Required work
Repeat the whole listing exactly as written.

Excerpted records
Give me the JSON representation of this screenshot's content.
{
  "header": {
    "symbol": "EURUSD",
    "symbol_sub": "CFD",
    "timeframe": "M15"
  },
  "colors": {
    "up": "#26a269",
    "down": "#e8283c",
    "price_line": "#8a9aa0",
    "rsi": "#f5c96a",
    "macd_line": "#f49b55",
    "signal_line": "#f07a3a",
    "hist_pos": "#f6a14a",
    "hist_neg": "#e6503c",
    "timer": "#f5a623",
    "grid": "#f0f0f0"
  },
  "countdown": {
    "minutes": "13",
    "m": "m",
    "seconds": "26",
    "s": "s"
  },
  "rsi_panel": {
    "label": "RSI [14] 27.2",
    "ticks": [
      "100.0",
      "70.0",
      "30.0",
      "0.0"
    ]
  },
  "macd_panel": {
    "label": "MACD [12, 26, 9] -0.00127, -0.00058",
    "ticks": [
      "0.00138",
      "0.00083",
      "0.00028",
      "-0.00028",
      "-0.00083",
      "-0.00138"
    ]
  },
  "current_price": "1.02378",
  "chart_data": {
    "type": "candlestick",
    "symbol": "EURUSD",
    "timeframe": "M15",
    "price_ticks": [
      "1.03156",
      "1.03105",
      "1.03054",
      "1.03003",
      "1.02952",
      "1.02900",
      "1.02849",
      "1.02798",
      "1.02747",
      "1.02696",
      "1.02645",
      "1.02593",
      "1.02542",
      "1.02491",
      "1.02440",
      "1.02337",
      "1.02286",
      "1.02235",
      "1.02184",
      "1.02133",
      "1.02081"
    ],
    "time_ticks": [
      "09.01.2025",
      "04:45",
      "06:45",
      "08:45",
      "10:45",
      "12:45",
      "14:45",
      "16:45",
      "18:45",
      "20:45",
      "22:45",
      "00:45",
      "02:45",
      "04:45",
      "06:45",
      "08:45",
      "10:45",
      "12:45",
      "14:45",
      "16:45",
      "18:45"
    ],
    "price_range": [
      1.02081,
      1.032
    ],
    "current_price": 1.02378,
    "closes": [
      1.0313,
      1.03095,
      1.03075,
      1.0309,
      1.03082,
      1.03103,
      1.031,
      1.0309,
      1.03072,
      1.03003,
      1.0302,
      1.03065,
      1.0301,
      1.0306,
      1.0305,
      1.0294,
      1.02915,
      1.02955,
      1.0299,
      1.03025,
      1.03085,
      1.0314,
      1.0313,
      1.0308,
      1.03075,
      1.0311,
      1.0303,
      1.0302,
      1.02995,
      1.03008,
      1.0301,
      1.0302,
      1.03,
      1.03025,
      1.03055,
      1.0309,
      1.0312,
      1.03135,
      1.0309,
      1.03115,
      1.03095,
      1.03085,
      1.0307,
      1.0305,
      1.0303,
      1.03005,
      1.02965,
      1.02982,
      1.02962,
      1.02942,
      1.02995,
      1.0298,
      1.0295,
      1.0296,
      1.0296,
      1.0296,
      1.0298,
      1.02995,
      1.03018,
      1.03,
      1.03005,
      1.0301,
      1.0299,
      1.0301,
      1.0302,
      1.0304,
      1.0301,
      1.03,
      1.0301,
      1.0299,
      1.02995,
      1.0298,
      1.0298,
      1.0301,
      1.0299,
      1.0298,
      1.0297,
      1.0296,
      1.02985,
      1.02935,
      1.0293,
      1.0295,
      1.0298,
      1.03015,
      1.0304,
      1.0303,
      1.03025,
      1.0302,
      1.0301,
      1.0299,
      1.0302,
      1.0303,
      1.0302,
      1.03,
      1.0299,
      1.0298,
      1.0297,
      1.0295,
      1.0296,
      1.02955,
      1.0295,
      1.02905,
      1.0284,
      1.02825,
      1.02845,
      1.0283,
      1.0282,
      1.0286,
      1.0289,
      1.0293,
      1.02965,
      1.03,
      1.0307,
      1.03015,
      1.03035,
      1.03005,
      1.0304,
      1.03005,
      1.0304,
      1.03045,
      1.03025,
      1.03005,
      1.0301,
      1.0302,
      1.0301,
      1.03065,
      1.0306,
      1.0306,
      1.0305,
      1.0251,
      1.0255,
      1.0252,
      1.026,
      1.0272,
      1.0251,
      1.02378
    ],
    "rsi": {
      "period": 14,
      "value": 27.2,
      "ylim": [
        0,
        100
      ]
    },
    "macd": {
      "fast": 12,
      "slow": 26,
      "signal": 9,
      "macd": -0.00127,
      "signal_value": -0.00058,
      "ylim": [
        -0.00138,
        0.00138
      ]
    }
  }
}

Solution to this task
Give me the JSON representation of this screenshot's content.
{
  "header": {
    "symbol": "EURUSD",
    "symbol_sub": "CFD",
    "timeframe": "M15"
  },
  "colors": {
    "up": "#26a269",
    "down": "#e8283c",
    "price_line": "#8a9aa0",
    "rsi": "#f5c96a",
    "macd_line": "#f49b55",
    "signal_line": "#f07a3a",
    "hist_pos": "#f6a14a",
    "hist_neg": "#e6503c",
    "timer": "#f5a623",
    "grid": "#f0f0f0"
  },
  "countdown": {
    "minutes": "13",
    "m": "m",
    "seconds": "26",
    "s": "s"
  },
  "rsi_panel": {
    "label": "RSI [14] 27.2",
    "ticks": [
      "100.0",
      "70.0",
      "30.0",
      "0.0"
    ]
  },
  "macd_panel": {
    "label": "MACD [12, 26, 9] -0.00127, -0.00058",
    "ticks": [
      "0.00138",
      "0.00083",
      "0.00028",
      "-0.00028",
      "-0.00083",
      "-0.00138"
    ]
  },
  "current_price": "1.02378",
  "chart_data": {
    "type": "candlestick",
    "symbol": "EURUSD",
    "timeframe": "M15",
    "price_ticks": [
      "1.03156",
      "1.03105",
      "1.03054",
      "1.03003",
      "1.02952",
      "1.02900",
      "1.02849",
      "1.02798",
      "1.02747",
      "1.02696",
      "1.02645",
      "1.02593",
      "1.02542",
      "1.02491",
      "1.02440",
      "1.02337",
      "1.02286",
      "1.02235",
      "1.02184",
      "1.02133",
      "1.02081"
    ],
    "time_ticks": [
      "09.01.2025",
      "04:45",
      "06:45",
      "08:45",
      "10:45",
      "12:45",
      "14:45",
      "16:45",
      "18:45",
      "20:45",
      "22:45",
      "00:45",
      "02:45",
      "04:45",
      "06:45",
      "08:45",
      "10:45",
      "12:45",
      "14:45",
      "16:45",
      "18:45"
    ],
    "price_range": [
      1.02081,
      1.032
    ],
    "current_price": 1.02378,
    "closes": [
      1.0313,
      1.03095,
      1.03075,
      1.0309,
      1.03082,
      1.03103,
      1.031,
      1.0309,
      1.03072,
      1.03003,
      1.0302,
      1.03065,
      1.0301,
      1.0306,
      1.0305,
      1.0294,
      1.02915,
      1.02955,
      1.0299,
      1.03025,
      1.03085,
      1.0314,
      1.0313,
      1.0308,
      1.03075,
      1.0311,
      1.0303,
      1.0302,
      1.02995,
      1.03008,
      1.0301,
      1.0302,
      1.03,
      1.03025,
      1.03055,
      1.0309,
      1.0312,
      1.03135,
      1.0309,
      1.03115,
      1.03095,
      1.03085,
      1.0307,
      1.0305,
      1.0303,
      1.03005,
      1.02965,
      1.02982,
      1.02962,
      1.02942,
      1.02995,
      1.0298,
      1.0295,
      1.0296,
      1.0296,
      1.0296,
      1.0298,
      1.02995,
      1.03018,
      1.03,
      1.03005,
      1.0301,
      1.0299,
      1.0301,
      1.0302,
      1.0304,
      1.0301,
      1.03,
      1.0301,
      1.0299,
      1.02995,
      1.0298,
      1.0298,
      1.0301,
      1.0299,
      1.0298,
      1.0297,
      1.0296,
      1.02985,
      1.02935,
      1.0293,
      1.0295,
      1.0298,
      1.03015,
      1.0304,
      1.0303,
      1.03025,
      1.0302,
      1.0301,
      1.0299,
      1.0302,
      1.0303,
      1.0302,
      1.03,
      1.0299,
      1.0298,
      1.0297,
      1.0295,
      1.0296,
      1.02955,
      1.0295,
      1.02905,
      1.0284,
      1.02825,
      1.02845,
      1.0283,
      1.0282,
      1.0286,
      1.0289,
      1.0293,
      1.02965,
      1.03,
      1.0307,
      1.03015,
      1.03035,
      1.03005,
      1.0304,
      1.03005,
      1.0304,
      1.03045,
      1.03025,
      1.03005,
      1.0301,
      1.0302,
      1.0301,
      1.03065,
      1.0306,
      1.0306,
      1.0305,
      1.0251,
      1.0255,
      1.0252,
      1.026,
      1.0272,
      1.0251,
      1.02378
    ],
    "rsi": {
      "period": 14,
      "value": 27.2,
      "ylim": [
        0,
        100
      ]
    },
    "macd": {
      "fast": 12,
      "slow": 26,
      "signal": 9,
      "macd": -0.00127,
      "signal_value": -0.00058,
      "ylim": [
        -0.00138,
        0.00138
      ]
    }
  }
}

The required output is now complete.